**GIVEN EXERCISE:** Word for word, print each line of the listing below; pictures stay out.

**SUPPLIED DATA:**
==========

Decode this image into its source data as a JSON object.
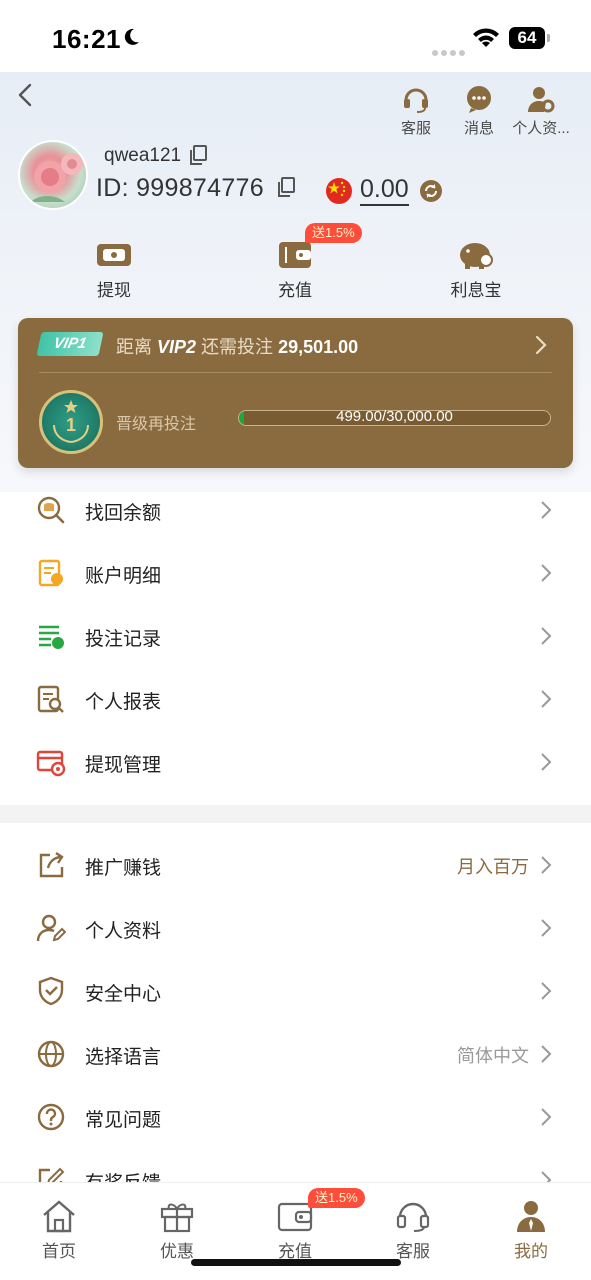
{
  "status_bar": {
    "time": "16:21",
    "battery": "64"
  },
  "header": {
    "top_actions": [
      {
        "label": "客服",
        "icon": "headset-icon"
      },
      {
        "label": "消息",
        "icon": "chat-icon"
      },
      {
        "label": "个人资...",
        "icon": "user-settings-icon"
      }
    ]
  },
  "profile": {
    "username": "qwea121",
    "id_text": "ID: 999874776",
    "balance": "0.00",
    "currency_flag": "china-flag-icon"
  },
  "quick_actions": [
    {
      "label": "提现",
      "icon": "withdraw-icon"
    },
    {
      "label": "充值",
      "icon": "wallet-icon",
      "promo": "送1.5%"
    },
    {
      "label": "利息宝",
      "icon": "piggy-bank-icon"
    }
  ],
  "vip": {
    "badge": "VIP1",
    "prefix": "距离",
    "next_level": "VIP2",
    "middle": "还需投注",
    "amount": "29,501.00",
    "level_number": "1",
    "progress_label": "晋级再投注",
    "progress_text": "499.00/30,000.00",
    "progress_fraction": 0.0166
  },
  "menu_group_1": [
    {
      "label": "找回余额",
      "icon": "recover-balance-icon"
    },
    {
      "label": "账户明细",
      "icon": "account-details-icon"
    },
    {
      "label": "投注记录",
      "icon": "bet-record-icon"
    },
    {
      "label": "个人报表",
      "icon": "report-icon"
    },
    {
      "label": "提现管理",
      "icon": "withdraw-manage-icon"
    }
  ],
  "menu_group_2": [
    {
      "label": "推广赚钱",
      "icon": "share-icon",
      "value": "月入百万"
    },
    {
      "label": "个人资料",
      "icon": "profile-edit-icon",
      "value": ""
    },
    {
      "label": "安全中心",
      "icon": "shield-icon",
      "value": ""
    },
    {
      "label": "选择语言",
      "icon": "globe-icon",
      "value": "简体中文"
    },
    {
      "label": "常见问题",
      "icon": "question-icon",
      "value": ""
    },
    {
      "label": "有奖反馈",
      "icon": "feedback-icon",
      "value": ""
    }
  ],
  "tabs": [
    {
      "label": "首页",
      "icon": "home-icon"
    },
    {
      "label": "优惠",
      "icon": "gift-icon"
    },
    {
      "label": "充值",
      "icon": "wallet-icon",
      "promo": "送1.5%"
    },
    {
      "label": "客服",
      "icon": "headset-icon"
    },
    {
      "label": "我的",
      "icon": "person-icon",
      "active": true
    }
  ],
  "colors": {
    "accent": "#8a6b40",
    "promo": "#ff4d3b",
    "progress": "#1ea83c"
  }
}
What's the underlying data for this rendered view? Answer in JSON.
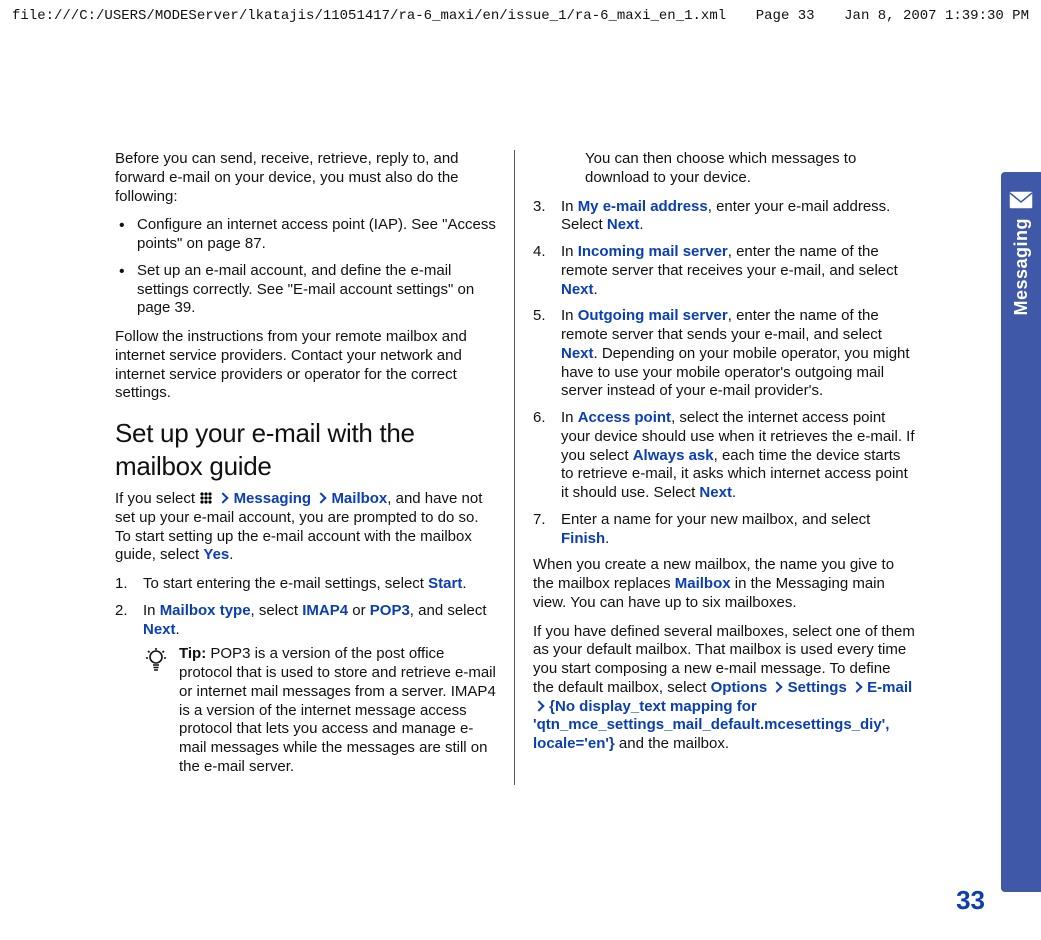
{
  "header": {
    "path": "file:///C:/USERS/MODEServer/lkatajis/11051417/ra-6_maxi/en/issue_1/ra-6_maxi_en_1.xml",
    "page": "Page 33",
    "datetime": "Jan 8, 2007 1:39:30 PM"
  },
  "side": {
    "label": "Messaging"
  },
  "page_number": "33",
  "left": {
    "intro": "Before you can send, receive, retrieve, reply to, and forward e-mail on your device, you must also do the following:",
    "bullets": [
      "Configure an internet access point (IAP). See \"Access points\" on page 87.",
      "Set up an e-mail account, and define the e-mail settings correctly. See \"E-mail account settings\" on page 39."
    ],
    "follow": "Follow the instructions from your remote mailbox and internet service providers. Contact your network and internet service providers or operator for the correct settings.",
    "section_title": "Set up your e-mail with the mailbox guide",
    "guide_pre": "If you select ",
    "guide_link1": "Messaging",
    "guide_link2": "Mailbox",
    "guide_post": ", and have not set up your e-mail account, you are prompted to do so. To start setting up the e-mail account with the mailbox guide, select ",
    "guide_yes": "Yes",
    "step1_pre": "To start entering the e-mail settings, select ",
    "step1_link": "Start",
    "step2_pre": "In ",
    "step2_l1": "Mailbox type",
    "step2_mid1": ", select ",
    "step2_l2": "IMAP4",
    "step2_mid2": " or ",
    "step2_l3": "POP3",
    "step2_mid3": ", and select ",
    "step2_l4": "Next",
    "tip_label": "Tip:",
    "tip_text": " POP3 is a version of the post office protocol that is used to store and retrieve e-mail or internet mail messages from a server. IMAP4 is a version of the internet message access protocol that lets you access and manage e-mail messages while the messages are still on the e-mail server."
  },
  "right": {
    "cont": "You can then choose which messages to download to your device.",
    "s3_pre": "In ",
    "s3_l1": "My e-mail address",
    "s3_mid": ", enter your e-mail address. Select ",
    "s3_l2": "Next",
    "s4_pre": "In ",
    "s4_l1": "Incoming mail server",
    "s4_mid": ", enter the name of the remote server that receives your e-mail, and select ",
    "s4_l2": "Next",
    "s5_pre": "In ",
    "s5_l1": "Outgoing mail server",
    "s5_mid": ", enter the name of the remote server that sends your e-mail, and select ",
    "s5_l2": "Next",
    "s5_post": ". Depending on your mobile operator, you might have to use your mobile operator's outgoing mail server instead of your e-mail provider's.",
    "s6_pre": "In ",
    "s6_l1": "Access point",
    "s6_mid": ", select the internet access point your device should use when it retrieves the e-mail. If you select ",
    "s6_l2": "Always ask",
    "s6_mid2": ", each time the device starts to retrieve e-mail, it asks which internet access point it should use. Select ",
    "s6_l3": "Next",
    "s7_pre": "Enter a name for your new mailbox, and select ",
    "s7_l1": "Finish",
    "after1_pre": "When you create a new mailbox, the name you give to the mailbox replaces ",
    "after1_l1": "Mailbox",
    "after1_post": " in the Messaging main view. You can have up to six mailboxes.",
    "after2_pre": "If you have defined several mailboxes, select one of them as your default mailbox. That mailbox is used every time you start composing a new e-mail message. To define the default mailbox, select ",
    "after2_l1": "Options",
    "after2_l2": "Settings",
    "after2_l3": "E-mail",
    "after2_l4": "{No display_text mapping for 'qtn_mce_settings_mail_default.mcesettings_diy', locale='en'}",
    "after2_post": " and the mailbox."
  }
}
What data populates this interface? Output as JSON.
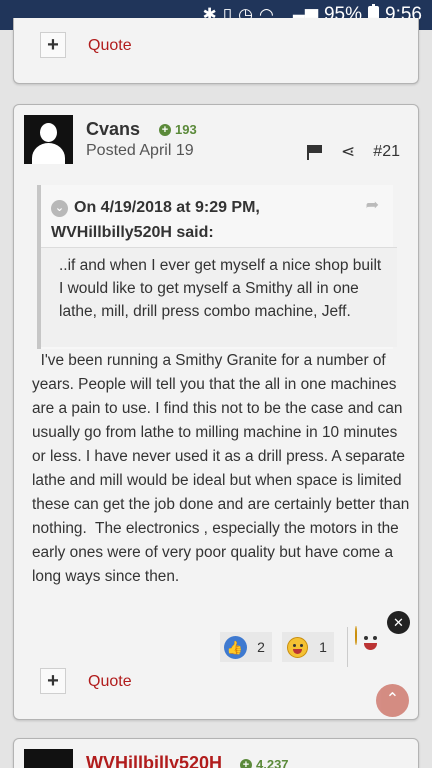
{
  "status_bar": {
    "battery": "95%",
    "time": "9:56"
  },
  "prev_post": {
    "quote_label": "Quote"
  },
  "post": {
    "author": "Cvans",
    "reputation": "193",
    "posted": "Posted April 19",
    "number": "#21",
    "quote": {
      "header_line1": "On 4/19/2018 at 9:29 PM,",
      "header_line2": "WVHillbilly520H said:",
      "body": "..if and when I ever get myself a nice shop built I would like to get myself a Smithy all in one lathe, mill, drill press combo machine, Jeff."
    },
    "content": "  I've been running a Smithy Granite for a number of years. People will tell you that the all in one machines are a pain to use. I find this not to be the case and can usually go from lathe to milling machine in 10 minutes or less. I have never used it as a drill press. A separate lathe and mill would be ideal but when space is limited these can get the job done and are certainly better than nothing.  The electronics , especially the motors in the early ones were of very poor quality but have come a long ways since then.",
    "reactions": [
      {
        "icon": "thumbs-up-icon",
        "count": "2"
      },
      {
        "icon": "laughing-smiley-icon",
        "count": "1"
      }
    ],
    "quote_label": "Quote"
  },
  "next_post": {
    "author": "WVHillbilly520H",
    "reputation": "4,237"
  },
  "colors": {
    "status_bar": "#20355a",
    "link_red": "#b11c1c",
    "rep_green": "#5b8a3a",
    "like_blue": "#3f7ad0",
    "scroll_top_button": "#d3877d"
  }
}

==========

**EXERCISE SOLUTION:**
Decode this image into its source data as a JSON object.
{
  "status_bar": {
    "time": "16:21",
    "battery": "64"
  },
  "header": {
    "top_actions": [
      {
        "label": "客服",
        "icon": "headset-icon"
      },
      {
        "label": "消息",
        "icon": "chat-icon"
      },
      {
        "label": "个人资...",
        "icon": "user-settings-icon"
      }
    ]
  },
  "profile": {
    "username": "qwea121",
    "id_text": "ID: 999874776",
    "balance": "0.00",
    "currency_flag": "china-flag-icon"
  },
  "quick_actions": [
    {
      "label": "提现",
      "icon": "withdraw-icon"
    },
    {
      "label": "充值",
      "icon": "wallet-icon",
      "promo": "送1.5%"
    },
    {
      "label": "利息宝",
      "icon": "piggy-bank-icon"
    }
  ],
  "vip": {
    "badge": "VIP1",
    "prefix": "距离",
    "next_level": "VIP2",
    "middle": "还需投注",
    "amount": "29,501.00",
    "level_number": "1",
    "progress_label": "晋级再投注",
    "progress_text": "499.00/30,000.00",
    "progress_fraction": 0.0166
  },
  "menu_group_1": [
    {
      "label": "找回余额",
      "icon": "recover-balance-icon"
    },
    {
      "label": "账户明细",
      "icon": "account-details-icon"
    },
    {
      "label": "投注记录",
      "icon": "bet-record-icon"
    },
    {
      "label": "个人报表",
      "icon": "report-icon"
    },
    {
      "label": "提现管理",
      "icon": "withdraw-manage-icon"
    }
  ],
  "menu_group_2": [
    {
      "label": "推广赚钱",
      "icon": "share-icon",
      "value": "月入百万"
    },
    {
      "label": "个人资料",
      "icon": "profile-edit-icon",
      "value": ""
    },
    {
      "label": "安全中心",
      "icon": "shield-icon",
      "value": ""
    },
    {
      "label": "选择语言",
      "icon": "globe-icon",
      "value": "简体中文"
    },
    {
      "label": "常见问题",
      "icon": "question-icon",
      "value": ""
    },
    {
      "label": "有奖反馈",
      "icon": "feedback-icon",
      "value": ""
    }
  ],
  "tabs": [
    {
      "label": "首页",
      "icon": "home-icon"
    },
    {
      "label": "优惠",
      "icon": "gift-icon"
    },
    {
      "label": "充值",
      "icon": "wallet-icon",
      "promo": "送1.5%"
    },
    {
      "label": "客服",
      "icon": "headset-icon"
    },
    {
      "label": "我的",
      "icon": "person-icon",
      "active": true
    }
  ],
  "colors": {
    "accent": "#8a6b40",
    "promo": "#ff4d3b",
    "progress": "#1ea83c"
  }
}
What's the underlying data for this rendered view? Answer in JSON.
{
  "header": {
    "path": "file:///C:/USERS/MODEServer/lkatajis/11051417/ra-6_maxi/en/issue_1/ra-6_maxi_en_1.xml",
    "page": "Page 33",
    "datetime": "Jan 8, 2007 1:39:30 PM"
  },
  "side": {
    "label": "Messaging"
  },
  "page_number": "33",
  "left": {
    "intro": "Before you can send, receive, retrieve, reply to, and forward e-mail on your device, you must also do the following:",
    "bullets": [
      "Configure an internet access point (IAP). See \"Access points\" on page 87.",
      "Set up an e-mail account, and define the e-mail settings correctly. See \"E-mail account settings\" on page 39."
    ],
    "follow": "Follow the instructions from your remote mailbox and internet service providers. Contact your network and internet service providers or operator for the correct settings.",
    "section_title": "Set up your e-mail with the mailbox guide",
    "guide_pre": "If you select ",
    "guide_link1": "Messaging",
    "guide_link2": "Mailbox",
    "guide_post": ", and have not set up your e-mail account, you are prompted to do so. To start setting up the e-mail account with the mailbox guide, select ",
    "guide_yes": "Yes",
    "step1_pre": "To start entering the e-mail settings, select ",
    "step1_link": "Start",
    "step2_pre": "In ",
    "step2_l1": "Mailbox type",
    "step2_mid1": ", select ",
    "step2_l2": "IMAP4",
    "step2_mid2": " or ",
    "step2_l3": "POP3",
    "step2_mid3": ", and select ",
    "step2_l4": "Next",
    "tip_label": "Tip:",
    "tip_text": " POP3 is a version of the post office protocol that is used to store and retrieve e-mail or internet mail messages from a server. IMAP4 is a version of the internet message access protocol that lets you access and manage e-mail messages while the messages are still on the e-mail server."
  },
  "right": {
    "cont": "You can then choose which messages to download to your device.",
    "s3_pre": "In ",
    "s3_l1": "My e-mail address",
    "s3_mid": ", enter your e-mail address. Select ",
    "s3_l2": "Next",
    "s4_pre": "In ",
    "s4_l1": "Incoming mail server",
    "s4_mid": ", enter the name of the remote server that receives your e-mail, and select ",
    "s4_l2": "Next",
    "s5_pre": "In ",
    "s5_l1": "Outgoing mail server",
    "s5_mid": ", enter the name of the remote server that sends your e-mail, and select ",
    "s5_l2": "Next",
    "s5_post": ". Depending on your mobile operator, you might have to use your mobile operator's outgoing mail server instead of your e-mail provider's.",
    "s6_pre": "In ",
    "s6_l1": "Access point",
    "s6_mid": ", select the internet access point your device should use when it retrieves the e-mail. If you select ",
    "s6_l2": "Always ask",
    "s6_mid2": ", each time the device starts to retrieve e-mail, it asks which internet access point it should use. Select ",
    "s6_l3": "Next",
    "s7_pre": "Enter a name for your new mailbox, and select ",
    "s7_l1": "Finish",
    "after1_pre": "When you create a new mailbox, the name you give to the mailbox replaces ",
    "after1_l1": "Mailbox",
    "after1_post": " in the Messaging main view. You can have up to six mailboxes.",
    "after2_pre": "If you have defined several mailboxes, select one of them as your default mailbox. That mailbox is used every time you start composing a new e-mail message. To define the default mailbox, select ",
    "after2_l1": "Options",
    "after2_l2": "Settings",
    "after2_l3": "E-mail",
    "after2_l4": "{No display_text mapping for 'qtn_mce_settings_mail_default.mcesettings_diy', locale='en'}",
    "after2_post": " and the mailbox."
  }
}
What data populates this interface? Output as JSON.
{
  "status_bar": {
    "battery": "95%",
    "time": "9:56"
  },
  "prev_post": {
    "quote_label": "Quote"
  },
  "post": {
    "author": "Cvans",
    "reputation": "193",
    "posted": "Posted April 19",
    "number": "#21",
    "quote": {
      "header_line1": "On 4/19/2018 at 9:29 PM,",
      "header_line2": "WVHillbilly520H said:",
      "body": "..if and when I ever get myself a nice shop built I would like to get myself a Smithy all in one lathe, mill, drill press combo machine, Jeff."
    },
    "content": "  I've been running a Smithy Granite for a number of years. People will tell you that the all in one machines are a pain to use. I find this not to be the case and can usually go from lathe to milling machine in 10 minutes or less. I have never used it as a drill press. A separate lathe and mill would be ideal but when space is limited these can get the job done and are certainly better than nothing.  The electronics , especially the motors in the early ones were of very poor quality but have come a long ways since then.",
    "reactions": [
      {
        "icon": "thumbs-up-icon",
        "count": "2"
      },
      {
        "icon": "laughing-smiley-icon",
        "count": "1"
      }
    ],
    "quote_label": "Quote"
  },
  "next_post": {
    "author": "WVHillbilly520H",
    "reputation": "4,237"
  },
  "colors": {
    "status_bar": "#20355a",
    "link_red": "#b11c1c",
    "rep_green": "#5b8a3a",
    "like_blue": "#3f7ad0",
    "scroll_top_button": "#d3877d"
  }
}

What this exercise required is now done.